┌─ STORED RECORDS

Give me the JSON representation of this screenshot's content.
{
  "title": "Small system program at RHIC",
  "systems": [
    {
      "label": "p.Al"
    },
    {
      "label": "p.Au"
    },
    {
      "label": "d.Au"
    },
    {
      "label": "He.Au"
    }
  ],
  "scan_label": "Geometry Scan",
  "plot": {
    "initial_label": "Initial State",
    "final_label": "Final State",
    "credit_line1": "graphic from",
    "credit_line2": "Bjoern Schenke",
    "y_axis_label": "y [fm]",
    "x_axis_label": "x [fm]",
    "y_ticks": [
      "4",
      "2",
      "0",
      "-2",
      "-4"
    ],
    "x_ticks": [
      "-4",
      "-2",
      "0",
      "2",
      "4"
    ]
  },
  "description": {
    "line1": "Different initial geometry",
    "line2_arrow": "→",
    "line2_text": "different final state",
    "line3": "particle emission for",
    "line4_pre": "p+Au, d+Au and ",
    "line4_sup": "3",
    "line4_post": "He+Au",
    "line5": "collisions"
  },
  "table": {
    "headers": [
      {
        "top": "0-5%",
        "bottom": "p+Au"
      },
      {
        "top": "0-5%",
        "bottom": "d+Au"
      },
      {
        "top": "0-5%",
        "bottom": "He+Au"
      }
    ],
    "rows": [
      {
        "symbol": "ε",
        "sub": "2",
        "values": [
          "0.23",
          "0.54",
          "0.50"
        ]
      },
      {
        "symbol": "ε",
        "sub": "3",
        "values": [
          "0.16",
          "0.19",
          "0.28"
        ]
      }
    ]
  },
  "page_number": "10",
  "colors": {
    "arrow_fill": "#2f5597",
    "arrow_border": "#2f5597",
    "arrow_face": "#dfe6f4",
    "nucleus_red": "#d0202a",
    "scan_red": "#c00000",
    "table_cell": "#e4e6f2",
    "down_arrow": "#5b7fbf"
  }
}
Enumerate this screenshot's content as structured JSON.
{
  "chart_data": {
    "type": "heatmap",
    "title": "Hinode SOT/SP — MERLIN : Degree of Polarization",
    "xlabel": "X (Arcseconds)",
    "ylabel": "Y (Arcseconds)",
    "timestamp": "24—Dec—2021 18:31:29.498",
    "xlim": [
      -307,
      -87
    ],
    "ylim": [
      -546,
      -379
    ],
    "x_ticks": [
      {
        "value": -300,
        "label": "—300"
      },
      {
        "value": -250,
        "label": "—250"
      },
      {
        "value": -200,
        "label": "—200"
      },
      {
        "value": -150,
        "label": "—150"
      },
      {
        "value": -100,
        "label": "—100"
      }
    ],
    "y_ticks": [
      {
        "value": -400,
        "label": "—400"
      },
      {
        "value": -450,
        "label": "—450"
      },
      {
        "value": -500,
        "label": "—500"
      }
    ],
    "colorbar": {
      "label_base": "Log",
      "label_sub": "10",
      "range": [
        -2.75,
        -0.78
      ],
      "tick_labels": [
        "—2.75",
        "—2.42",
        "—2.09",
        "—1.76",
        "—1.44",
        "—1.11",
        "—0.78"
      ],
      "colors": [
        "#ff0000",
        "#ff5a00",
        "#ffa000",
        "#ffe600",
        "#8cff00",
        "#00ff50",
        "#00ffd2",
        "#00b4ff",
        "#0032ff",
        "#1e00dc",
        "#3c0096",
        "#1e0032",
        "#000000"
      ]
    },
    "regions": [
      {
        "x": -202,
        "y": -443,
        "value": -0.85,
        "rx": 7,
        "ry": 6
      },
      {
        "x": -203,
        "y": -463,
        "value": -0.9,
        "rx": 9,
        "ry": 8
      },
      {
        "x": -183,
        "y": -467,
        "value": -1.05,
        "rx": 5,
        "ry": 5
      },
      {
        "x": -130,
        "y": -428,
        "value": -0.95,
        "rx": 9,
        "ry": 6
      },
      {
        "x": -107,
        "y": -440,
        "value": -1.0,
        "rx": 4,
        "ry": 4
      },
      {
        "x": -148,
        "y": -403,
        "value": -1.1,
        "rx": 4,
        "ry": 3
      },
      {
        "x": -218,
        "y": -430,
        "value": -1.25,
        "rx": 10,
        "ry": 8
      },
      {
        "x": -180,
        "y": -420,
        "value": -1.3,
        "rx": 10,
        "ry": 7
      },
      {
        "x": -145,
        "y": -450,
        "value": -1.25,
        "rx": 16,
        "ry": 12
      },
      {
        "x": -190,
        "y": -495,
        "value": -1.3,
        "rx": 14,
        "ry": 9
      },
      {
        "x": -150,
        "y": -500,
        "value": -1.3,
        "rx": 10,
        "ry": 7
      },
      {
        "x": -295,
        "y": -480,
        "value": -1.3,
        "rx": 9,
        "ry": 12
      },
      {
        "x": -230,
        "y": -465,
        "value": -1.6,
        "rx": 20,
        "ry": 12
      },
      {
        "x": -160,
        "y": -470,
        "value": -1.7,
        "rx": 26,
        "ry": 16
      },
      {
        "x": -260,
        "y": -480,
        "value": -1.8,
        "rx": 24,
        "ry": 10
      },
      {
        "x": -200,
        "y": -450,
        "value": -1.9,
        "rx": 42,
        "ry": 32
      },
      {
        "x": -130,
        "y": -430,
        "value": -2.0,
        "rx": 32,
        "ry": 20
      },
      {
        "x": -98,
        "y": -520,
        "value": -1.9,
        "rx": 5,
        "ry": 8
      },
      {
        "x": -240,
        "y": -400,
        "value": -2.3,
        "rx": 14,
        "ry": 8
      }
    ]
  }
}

└─

▸ WHAT TO WORK ON:
Report each line in the preceding entries that holds the string "Arcseconds".

▸ TASK RESPONSE:
    "xlabel": "X (Arcseconds)",
    "ylabel": "Y (Arcseconds)",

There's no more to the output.